__PROBLEM REQUIREMENTS__: Which lines include the word "Last"? Copy each of them.

--- BEGIN ---

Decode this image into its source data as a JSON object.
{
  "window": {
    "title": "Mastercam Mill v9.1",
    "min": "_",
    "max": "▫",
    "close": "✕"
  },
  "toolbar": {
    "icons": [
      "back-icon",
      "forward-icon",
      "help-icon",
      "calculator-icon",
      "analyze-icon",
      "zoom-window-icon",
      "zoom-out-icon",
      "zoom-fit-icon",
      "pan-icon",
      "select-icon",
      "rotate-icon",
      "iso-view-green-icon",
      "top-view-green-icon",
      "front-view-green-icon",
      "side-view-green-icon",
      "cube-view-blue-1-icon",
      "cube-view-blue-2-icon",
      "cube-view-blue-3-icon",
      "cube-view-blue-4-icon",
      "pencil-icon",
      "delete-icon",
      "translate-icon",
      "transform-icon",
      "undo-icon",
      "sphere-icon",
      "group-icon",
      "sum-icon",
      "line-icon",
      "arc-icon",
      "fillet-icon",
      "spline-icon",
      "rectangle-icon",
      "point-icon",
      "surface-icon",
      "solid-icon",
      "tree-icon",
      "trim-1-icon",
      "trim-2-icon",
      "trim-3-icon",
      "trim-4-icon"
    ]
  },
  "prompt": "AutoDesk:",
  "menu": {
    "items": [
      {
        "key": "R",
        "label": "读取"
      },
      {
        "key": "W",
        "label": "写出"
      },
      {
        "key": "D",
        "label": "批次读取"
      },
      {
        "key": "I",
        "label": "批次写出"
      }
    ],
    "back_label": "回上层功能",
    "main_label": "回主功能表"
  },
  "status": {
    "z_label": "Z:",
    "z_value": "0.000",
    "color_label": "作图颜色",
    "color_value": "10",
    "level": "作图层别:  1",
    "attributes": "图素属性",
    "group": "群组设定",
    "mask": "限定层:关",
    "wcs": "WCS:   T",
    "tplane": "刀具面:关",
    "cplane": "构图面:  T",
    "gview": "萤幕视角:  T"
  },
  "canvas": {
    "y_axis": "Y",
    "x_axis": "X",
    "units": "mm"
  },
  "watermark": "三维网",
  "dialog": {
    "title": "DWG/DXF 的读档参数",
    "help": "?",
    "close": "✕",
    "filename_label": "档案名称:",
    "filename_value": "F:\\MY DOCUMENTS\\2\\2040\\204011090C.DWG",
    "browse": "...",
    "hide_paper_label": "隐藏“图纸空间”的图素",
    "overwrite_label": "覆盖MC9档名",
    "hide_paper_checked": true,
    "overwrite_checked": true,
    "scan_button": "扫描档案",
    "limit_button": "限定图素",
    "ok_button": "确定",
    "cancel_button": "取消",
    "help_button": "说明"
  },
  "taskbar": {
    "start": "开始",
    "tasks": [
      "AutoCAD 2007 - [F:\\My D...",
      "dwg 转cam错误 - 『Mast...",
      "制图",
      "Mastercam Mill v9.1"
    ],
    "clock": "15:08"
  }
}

--- END ---
--- BEGIN ---

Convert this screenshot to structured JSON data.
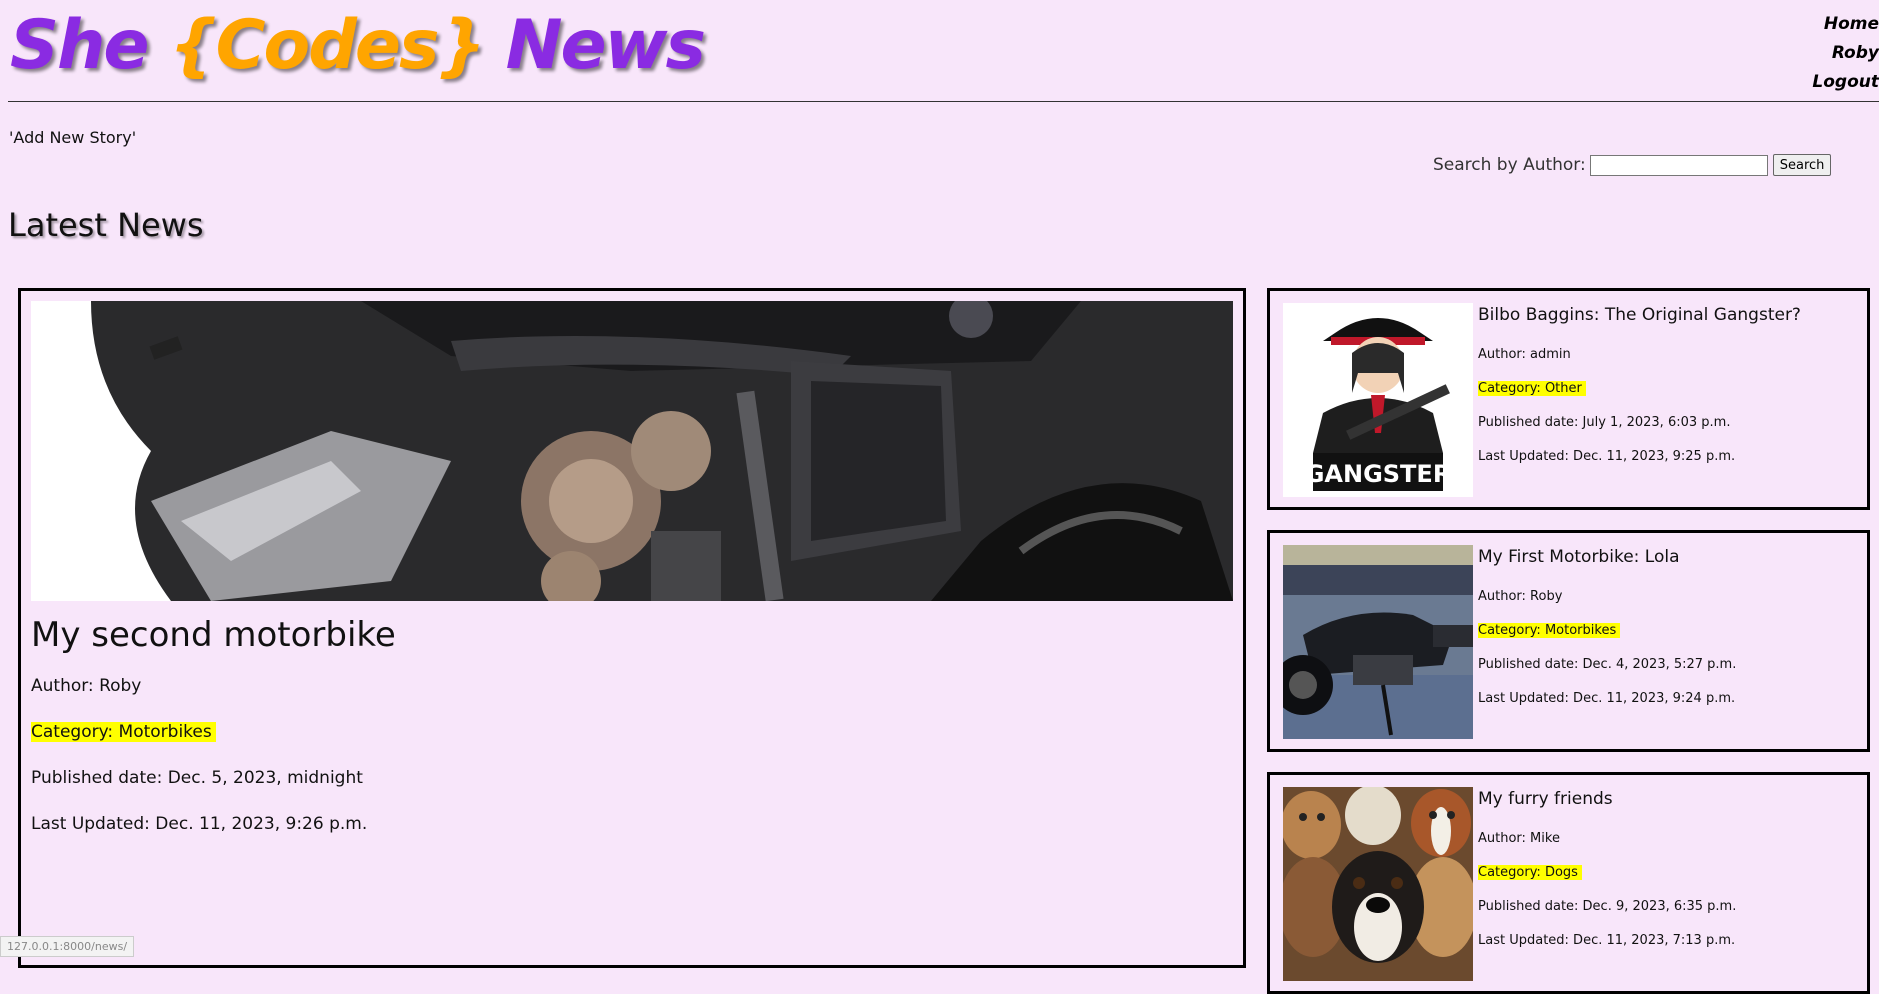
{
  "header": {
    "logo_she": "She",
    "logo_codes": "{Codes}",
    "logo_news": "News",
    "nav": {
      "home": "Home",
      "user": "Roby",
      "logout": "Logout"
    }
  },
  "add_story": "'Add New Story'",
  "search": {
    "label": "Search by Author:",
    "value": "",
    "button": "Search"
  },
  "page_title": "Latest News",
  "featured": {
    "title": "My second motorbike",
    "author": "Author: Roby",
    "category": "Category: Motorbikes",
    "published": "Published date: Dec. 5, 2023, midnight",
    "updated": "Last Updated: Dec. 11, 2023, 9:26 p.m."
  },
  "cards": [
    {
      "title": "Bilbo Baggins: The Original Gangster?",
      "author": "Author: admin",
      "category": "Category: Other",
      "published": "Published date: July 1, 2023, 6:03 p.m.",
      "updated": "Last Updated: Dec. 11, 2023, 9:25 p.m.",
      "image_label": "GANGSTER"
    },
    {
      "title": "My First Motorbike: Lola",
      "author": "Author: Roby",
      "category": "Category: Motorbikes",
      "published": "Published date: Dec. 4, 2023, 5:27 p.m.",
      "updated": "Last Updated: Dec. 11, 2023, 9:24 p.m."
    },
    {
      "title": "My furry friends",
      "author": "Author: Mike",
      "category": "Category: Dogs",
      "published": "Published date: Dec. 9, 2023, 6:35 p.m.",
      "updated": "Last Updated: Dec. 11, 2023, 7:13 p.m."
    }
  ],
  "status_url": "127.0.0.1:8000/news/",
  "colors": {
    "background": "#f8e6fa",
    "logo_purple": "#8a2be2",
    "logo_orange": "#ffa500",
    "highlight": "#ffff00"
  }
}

--- END ---

__EXERCISE OUTPUT__:
    "updated": "Last Updated: Dec. 11, 2023, 9:26 p.m."
      "updated": "Last Updated: Dec. 11, 2023, 9:25 p.m.",
      "updated": "Last Updated: Dec. 11, 2023, 9:24 p.m."
      "updated": "Last Updated: Dec. 11, 2023, 7:13 p.m."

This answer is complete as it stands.